BEGIN Input for this task
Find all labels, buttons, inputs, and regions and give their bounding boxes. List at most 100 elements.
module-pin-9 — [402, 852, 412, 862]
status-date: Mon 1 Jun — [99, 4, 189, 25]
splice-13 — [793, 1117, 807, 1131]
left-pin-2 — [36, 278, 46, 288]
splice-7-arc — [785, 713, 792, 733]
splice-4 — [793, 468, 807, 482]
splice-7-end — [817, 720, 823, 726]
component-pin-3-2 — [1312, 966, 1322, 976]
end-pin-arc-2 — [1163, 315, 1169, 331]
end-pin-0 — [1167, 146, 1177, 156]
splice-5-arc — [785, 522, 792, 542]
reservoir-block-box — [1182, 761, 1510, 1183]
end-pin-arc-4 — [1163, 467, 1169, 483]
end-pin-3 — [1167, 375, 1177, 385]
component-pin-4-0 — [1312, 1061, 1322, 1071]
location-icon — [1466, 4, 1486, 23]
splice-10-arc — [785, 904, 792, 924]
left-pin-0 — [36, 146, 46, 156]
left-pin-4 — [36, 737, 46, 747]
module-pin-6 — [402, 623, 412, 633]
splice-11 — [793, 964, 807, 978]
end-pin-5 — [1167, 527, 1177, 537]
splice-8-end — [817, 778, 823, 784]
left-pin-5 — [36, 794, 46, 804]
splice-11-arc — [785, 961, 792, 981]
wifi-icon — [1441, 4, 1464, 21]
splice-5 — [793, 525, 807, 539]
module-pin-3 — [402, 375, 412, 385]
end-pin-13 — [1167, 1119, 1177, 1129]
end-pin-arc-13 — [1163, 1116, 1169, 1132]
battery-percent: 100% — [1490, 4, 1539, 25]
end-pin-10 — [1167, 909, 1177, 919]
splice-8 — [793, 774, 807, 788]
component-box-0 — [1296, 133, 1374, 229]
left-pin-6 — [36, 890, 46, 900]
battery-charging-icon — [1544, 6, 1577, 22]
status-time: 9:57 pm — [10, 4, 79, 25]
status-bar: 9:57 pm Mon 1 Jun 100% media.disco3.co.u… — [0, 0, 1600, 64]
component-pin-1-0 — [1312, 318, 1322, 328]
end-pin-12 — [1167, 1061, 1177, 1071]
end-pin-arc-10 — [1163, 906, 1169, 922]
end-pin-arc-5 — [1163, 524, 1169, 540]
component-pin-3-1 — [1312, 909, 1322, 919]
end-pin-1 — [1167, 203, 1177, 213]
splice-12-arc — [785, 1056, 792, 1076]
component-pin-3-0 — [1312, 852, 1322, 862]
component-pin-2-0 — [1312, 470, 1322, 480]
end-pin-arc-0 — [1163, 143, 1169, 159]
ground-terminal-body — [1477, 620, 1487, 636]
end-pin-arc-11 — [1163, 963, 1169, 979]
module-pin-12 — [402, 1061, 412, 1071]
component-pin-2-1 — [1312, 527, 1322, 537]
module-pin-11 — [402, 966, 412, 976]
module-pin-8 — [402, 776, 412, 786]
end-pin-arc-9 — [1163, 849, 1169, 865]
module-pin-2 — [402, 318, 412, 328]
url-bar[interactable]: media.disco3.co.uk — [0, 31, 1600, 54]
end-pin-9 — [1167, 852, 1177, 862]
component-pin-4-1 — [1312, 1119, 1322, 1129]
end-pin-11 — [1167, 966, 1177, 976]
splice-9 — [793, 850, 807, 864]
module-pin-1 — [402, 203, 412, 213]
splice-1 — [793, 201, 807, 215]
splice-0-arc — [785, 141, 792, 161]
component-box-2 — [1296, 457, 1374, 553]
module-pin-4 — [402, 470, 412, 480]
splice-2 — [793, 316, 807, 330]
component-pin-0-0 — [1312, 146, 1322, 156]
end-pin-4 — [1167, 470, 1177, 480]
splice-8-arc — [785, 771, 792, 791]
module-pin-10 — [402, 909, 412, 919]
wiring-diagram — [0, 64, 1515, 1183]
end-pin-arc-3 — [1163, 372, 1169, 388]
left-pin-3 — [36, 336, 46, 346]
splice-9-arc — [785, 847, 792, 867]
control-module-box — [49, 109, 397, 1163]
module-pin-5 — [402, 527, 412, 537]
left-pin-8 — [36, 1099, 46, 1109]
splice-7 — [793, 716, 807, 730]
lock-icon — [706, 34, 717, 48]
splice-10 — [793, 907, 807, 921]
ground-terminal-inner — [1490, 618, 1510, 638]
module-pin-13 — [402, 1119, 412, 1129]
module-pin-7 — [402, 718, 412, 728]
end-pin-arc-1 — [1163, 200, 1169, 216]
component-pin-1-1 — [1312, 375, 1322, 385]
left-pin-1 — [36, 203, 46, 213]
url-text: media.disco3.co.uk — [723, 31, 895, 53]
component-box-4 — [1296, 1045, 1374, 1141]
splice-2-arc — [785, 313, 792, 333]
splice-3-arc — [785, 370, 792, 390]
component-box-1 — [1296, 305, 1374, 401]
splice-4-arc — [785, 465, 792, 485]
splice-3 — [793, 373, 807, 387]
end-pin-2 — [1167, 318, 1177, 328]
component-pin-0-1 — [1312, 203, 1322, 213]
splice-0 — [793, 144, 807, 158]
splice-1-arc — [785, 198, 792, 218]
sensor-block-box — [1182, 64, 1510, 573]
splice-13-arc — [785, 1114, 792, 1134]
END Input for this task
__To do__. Reproduce verbatim the stretch of the records from the very first line through the line containing "component-pin-3-2 — [1312, 966, 1322, 976]", including both of those lines.

__Answer to this task__.
Find all labels, buttons, inputs, and regions and give their bounding boxes. List at most 100 elements.
module-pin-9 — [402, 852, 412, 862]
status-date: Mon 1 Jun — [99, 4, 189, 25]
splice-13 — [793, 1117, 807, 1131]
left-pin-2 — [36, 278, 46, 288]
splice-7-arc — [785, 713, 792, 733]
splice-4 — [793, 468, 807, 482]
splice-7-end — [817, 720, 823, 726]
component-pin-3-2 — [1312, 966, 1322, 976]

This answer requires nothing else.